(Annotated element entries)
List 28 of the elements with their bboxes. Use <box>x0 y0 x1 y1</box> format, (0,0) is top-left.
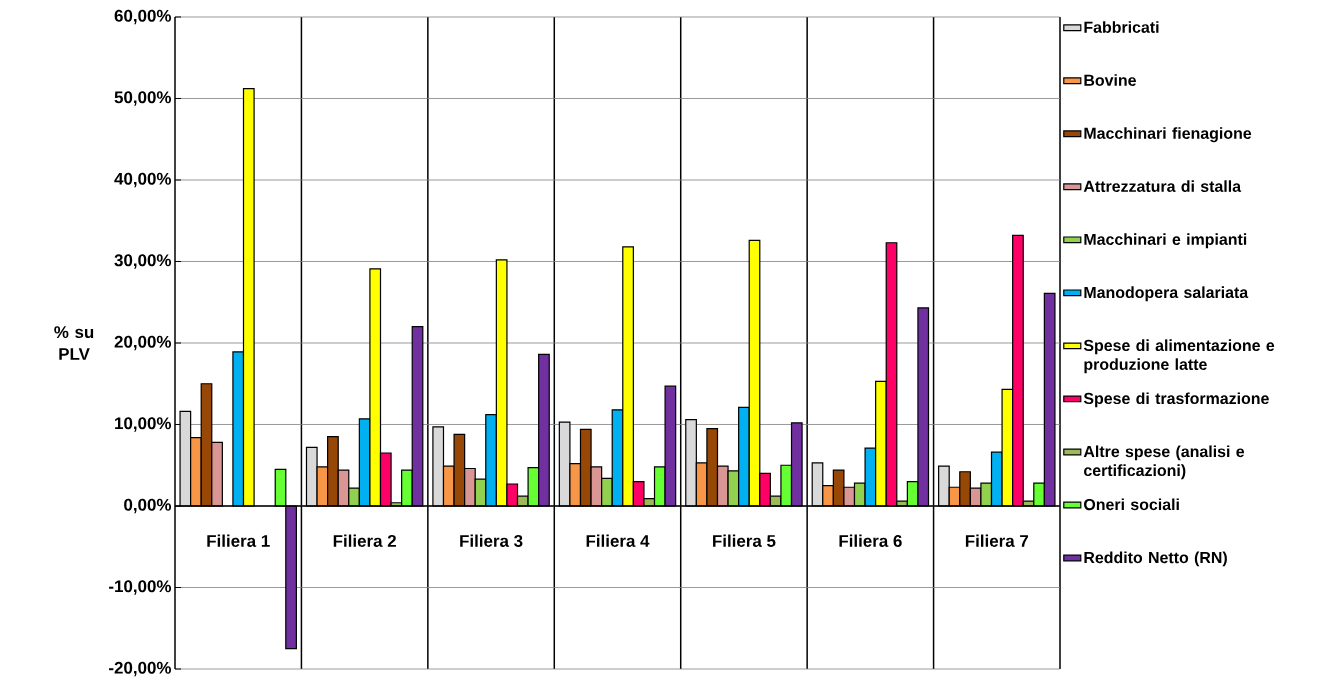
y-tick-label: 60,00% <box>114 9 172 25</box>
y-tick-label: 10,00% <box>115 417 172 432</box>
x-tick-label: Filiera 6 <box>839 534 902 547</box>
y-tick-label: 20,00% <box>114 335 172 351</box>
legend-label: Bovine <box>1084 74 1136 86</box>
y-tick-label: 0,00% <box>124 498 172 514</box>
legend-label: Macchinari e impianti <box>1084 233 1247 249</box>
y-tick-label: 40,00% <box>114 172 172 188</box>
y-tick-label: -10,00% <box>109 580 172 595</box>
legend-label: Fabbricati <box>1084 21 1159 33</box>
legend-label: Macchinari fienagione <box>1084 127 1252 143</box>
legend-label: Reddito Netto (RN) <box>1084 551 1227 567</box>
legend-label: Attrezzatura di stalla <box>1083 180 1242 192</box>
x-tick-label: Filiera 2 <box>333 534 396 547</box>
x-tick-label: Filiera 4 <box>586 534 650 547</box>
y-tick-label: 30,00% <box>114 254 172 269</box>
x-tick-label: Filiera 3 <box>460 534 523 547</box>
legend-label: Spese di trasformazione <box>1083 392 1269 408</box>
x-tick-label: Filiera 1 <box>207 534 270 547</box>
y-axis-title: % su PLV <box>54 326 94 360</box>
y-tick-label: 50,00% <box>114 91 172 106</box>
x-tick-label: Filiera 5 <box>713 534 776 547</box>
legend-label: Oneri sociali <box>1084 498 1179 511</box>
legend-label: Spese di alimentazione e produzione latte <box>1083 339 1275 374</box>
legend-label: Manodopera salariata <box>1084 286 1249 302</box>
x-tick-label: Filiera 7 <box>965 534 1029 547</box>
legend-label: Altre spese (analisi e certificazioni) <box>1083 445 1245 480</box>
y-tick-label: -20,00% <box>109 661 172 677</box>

**PROBLEM**
Express the data above as a JSON list of strings, one string for each line, with blank lines dropped and the picture left out.

**TASK ANSWER**
[
  "List 28 of the elements with their bboxes. Use <box>x0 y0 x1 y1</box> format, (0,0) is top-left.",
  "y-tick-label: 60,00% <box>114 9 172 25</box>",
  "y-tick-label: 10,00% <box>115 417 172 432</box>",
  "x-tick-label: Filiera 6 <box>839 534 902 547</box>",
  "y-tick-label: 20,00% <box>114 335 172 351</box>",
  "legend-label: Bovine <box>1084 74 1136 86</box>",
  "y-tick-label: 0,00% <box>124 498 172 514</box>",
  "legend-label: Macchinari e impianti <box>1084 233 1247 249</box>",
  "y-tick-label: 40,00% <box>114 172 172 188</box>",
  "y-tick-label: -10,00% <box>109 580 172 595</box>",
  "legend-label: Fabbricati <box>1084 21 1159 33</box>",
  "legend-label: Macchinari fienagione <box>1084 127 1252 143</box>",
  "legend-label: Reddito Netto (RN) <box>1084 551 1227 567</box>",
  "legend-label: Attrezzatura di stalla <box>1083 180 1242 192</box>",
  "x-tick-label: Filiera 2 <box>333 534 396 547</box>",
  "x-tick-label: Filiera 4 <box>586 534 650 547</box>",
  "y-tick-label: 30,00% <box>114 254 172 269</box>",
  "x-tick-label: Filiera 3 <box>460 534 523 547</box>",
  "legend-label: Spese di trasformazione <box>1083 392 1269 408</box>",
  "x-tick-label: Filiera 1 <box>207 534 270 547</box>",
  "y-axis-title: % su PLV <box>54 326 94 360</box>",
  "y-tick-label: 50,00% <box>114 91 172 106</box>",
  "x-tick-label: Filiera 5 <box>713 534 776 547</box>",
  "legend-label: Oneri sociali <box>1084 498 1179 511</box>",
  "legend-label: Spese di alimentazione e produzione latte <box>1083 339 1275 374</box>",
  "legend-label: Manodopera salariata <box>1084 286 1249 302</box>",
  "x-tick-label: Filiera 7 <box>965 534 1029 547</box>",
  "legend-label: Altre spese (analisi e certificazioni) <box>1083 445 1245 480</box>",
  "y-tick-label: -20,00% <box>109 661 172 677</box>"
]